WORK INSTRUCTIONS:
From the listing below, work out how many lines contain "networks". Reply with that number only.
#####
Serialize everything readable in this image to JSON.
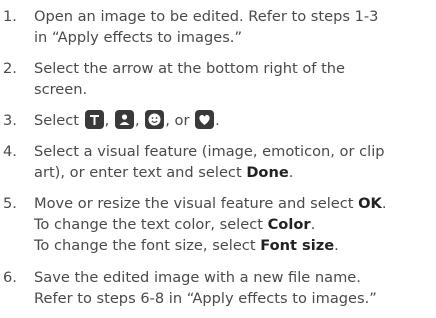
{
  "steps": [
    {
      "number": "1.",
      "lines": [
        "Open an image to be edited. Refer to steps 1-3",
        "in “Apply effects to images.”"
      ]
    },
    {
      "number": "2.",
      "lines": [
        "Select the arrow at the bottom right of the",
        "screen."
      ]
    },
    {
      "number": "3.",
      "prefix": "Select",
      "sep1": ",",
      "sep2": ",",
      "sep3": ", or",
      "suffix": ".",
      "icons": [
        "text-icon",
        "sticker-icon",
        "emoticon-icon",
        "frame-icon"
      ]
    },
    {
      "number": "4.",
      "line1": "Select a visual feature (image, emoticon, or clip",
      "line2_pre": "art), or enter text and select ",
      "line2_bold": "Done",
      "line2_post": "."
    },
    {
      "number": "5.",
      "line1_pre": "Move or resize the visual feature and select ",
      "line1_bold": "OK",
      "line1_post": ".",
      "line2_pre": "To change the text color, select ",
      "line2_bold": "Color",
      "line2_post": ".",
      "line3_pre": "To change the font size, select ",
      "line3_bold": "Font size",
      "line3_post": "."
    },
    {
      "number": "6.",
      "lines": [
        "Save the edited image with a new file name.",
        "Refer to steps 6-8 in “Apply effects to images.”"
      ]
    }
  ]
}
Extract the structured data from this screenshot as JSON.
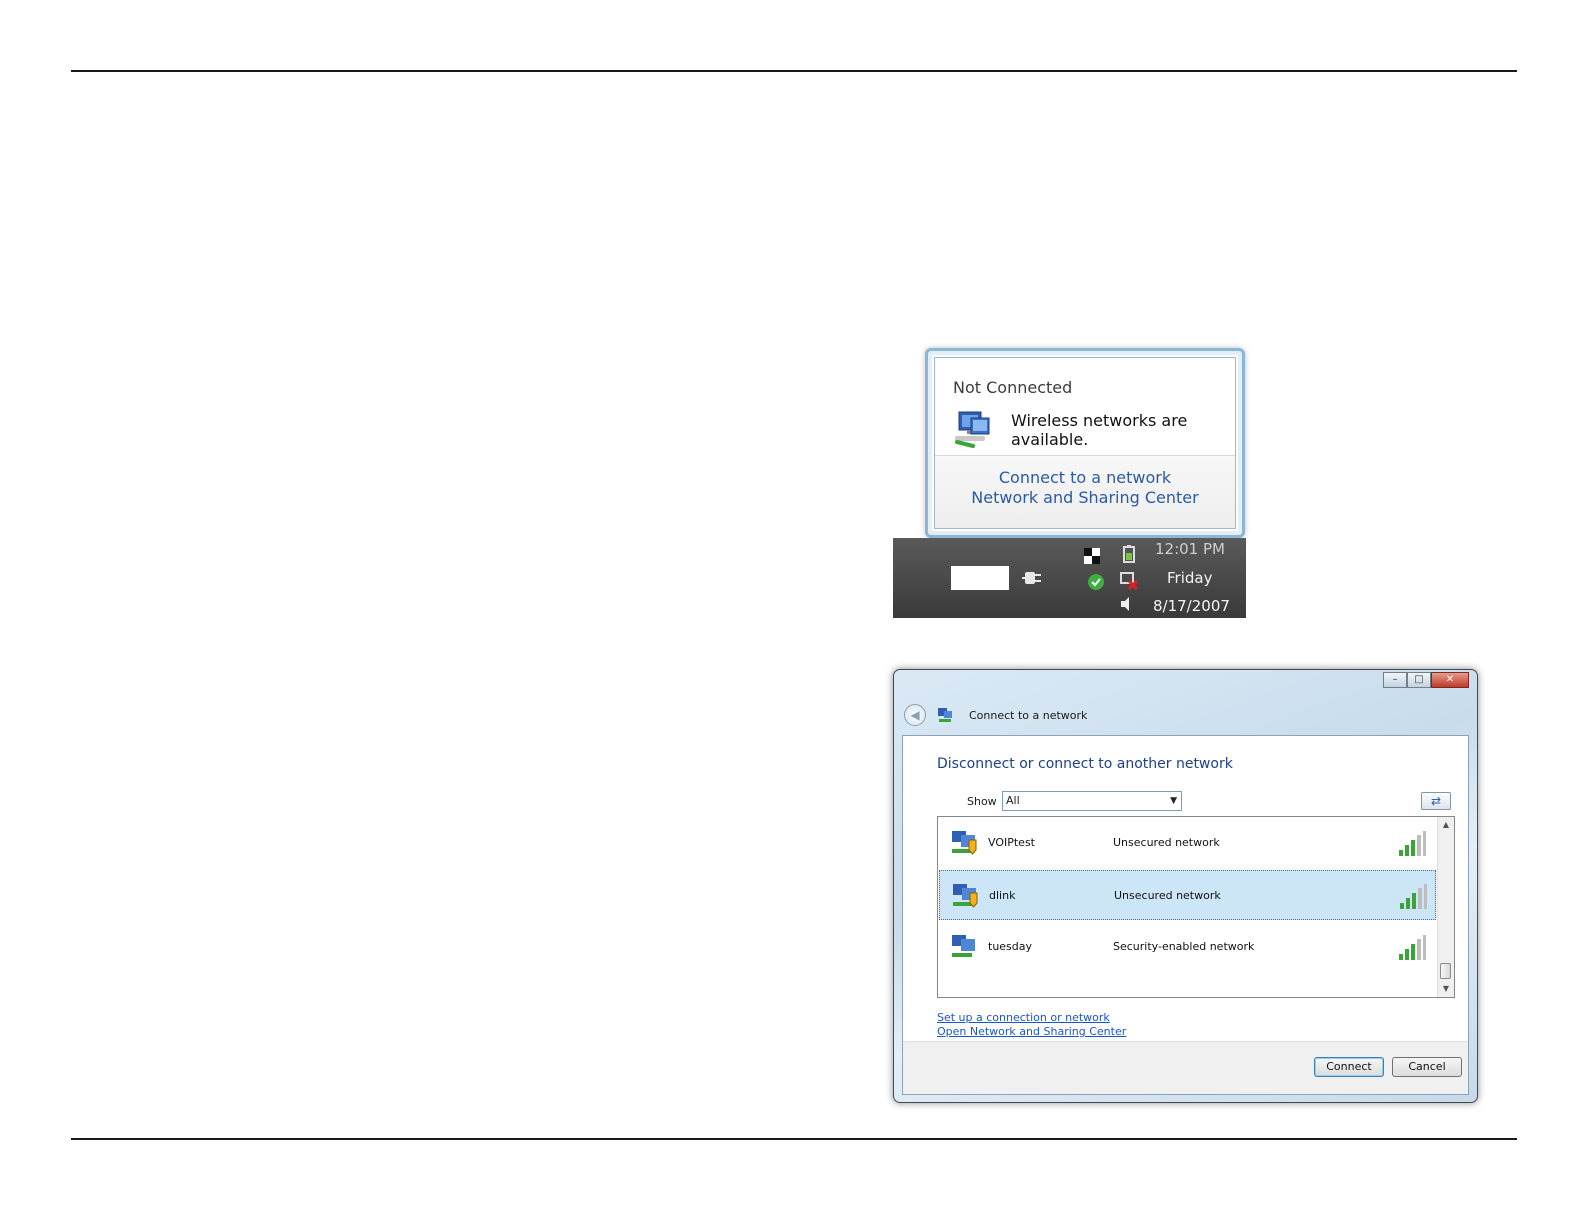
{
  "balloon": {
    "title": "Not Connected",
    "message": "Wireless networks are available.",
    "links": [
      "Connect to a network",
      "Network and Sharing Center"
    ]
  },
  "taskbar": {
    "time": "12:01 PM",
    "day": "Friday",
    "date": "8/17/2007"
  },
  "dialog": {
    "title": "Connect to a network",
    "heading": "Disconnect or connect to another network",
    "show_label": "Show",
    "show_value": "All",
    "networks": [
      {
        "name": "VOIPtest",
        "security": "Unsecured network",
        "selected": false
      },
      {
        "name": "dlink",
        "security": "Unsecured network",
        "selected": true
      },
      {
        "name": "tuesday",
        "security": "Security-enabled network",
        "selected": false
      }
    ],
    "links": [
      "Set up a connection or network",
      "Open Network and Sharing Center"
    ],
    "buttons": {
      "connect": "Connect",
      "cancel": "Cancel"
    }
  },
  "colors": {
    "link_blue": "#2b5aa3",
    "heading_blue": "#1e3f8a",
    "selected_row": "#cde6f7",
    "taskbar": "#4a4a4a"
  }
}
#####
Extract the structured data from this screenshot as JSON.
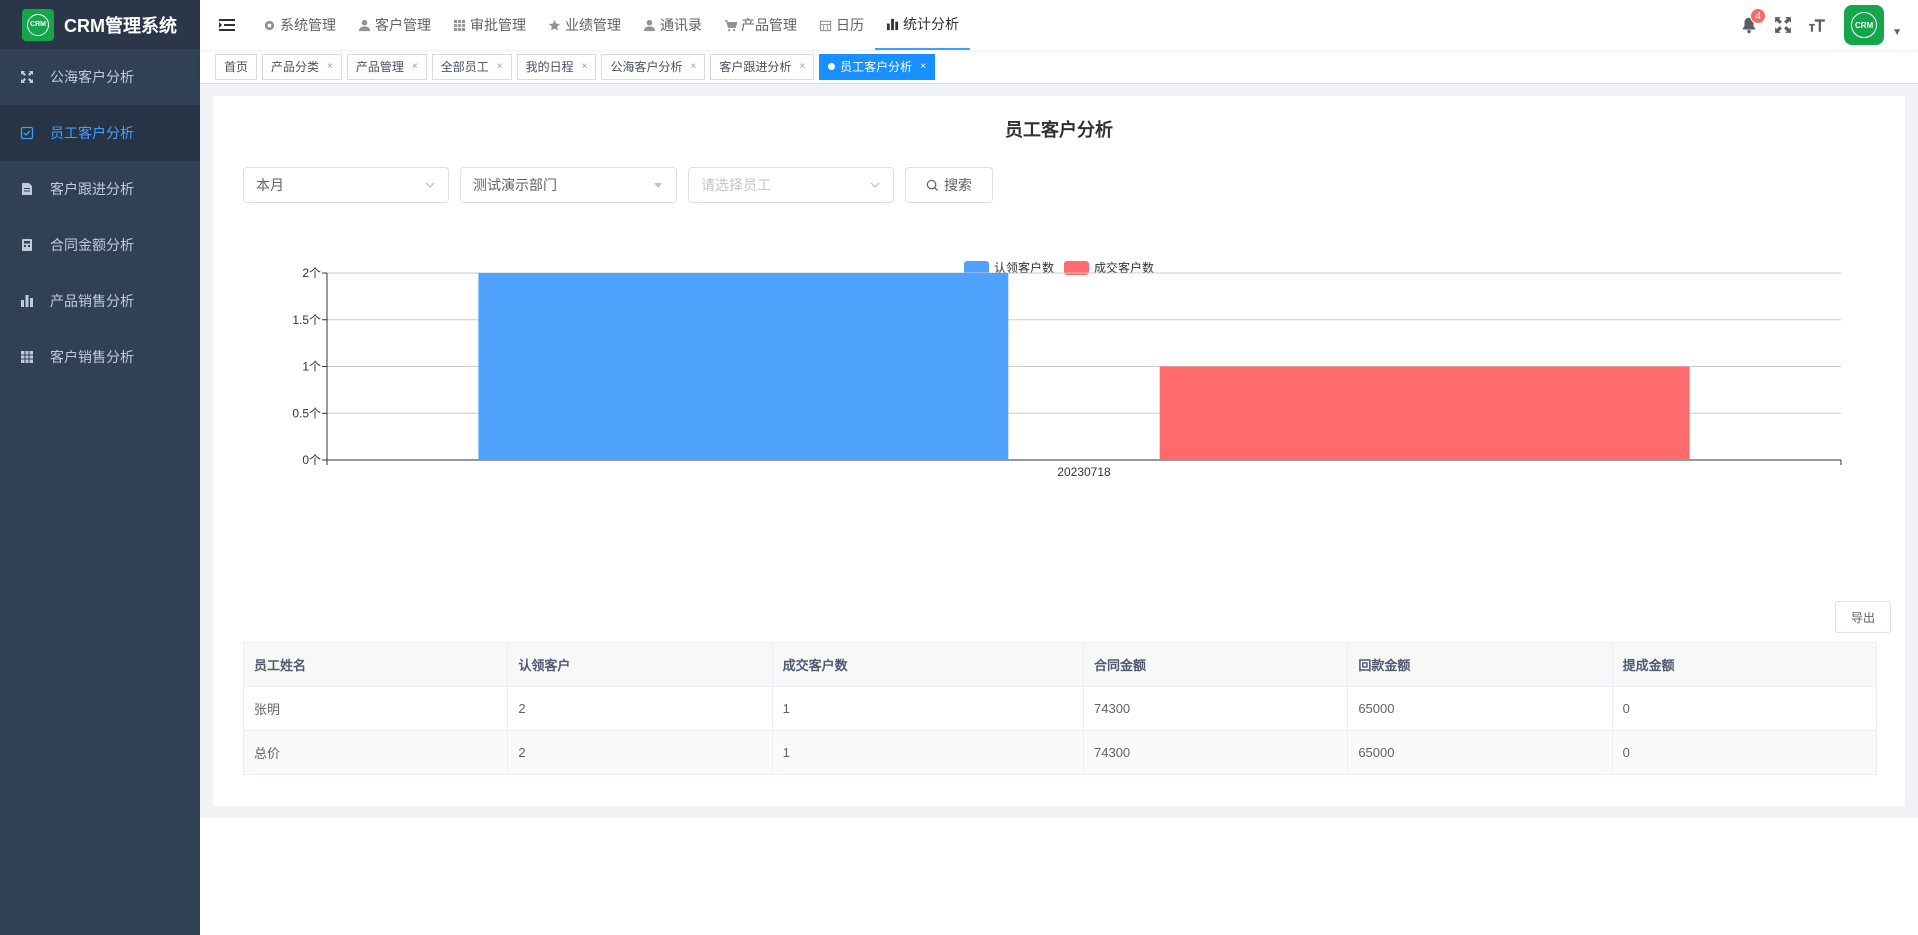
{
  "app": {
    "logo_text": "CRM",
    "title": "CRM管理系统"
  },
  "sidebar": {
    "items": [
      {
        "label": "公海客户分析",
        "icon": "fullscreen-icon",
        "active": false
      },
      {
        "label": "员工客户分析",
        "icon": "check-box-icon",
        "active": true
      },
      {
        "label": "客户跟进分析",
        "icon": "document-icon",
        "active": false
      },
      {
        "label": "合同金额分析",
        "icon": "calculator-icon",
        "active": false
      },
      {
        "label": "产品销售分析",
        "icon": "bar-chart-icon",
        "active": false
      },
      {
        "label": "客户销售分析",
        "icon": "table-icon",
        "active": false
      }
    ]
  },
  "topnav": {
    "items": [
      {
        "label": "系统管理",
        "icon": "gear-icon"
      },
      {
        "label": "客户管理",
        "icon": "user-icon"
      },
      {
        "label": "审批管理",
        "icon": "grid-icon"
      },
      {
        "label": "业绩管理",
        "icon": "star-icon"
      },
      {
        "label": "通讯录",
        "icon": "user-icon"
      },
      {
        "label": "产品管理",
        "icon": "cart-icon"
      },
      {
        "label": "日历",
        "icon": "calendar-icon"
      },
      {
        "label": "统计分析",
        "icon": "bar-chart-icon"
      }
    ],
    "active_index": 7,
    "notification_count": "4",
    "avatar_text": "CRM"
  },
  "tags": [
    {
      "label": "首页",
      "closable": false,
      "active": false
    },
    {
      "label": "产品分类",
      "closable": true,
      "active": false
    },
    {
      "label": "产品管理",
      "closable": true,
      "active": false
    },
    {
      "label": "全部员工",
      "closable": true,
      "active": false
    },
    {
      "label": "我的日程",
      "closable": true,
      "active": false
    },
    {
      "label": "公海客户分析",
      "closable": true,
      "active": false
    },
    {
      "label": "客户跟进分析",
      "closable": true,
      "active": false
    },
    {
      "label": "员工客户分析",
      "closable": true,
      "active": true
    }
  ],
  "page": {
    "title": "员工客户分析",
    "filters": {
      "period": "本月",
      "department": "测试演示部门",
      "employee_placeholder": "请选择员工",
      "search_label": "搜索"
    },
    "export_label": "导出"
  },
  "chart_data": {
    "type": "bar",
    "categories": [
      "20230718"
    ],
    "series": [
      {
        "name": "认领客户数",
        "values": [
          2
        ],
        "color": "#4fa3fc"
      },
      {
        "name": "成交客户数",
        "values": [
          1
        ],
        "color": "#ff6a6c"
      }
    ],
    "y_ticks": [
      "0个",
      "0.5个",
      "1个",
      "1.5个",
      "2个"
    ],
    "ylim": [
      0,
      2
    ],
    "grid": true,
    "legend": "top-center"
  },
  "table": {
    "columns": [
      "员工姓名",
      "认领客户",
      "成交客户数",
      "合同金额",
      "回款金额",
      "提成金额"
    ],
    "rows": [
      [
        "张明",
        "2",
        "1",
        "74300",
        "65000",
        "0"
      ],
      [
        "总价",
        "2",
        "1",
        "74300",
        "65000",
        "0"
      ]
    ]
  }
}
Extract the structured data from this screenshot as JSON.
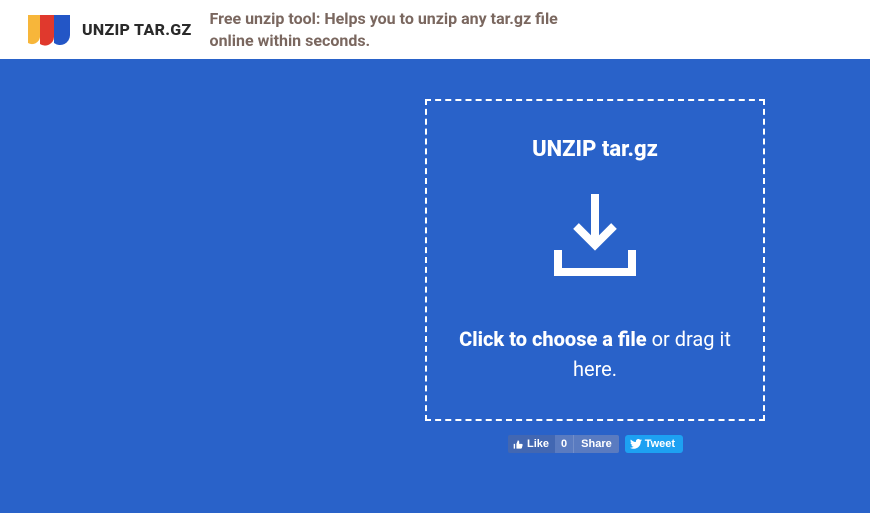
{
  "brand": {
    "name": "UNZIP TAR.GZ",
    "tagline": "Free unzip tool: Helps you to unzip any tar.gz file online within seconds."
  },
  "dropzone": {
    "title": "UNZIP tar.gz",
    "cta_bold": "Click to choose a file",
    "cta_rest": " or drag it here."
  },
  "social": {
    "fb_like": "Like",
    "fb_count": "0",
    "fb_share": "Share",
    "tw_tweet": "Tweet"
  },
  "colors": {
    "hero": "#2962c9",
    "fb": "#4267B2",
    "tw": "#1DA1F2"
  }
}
#####
ANSWER FOR THIS EXERCISE:
2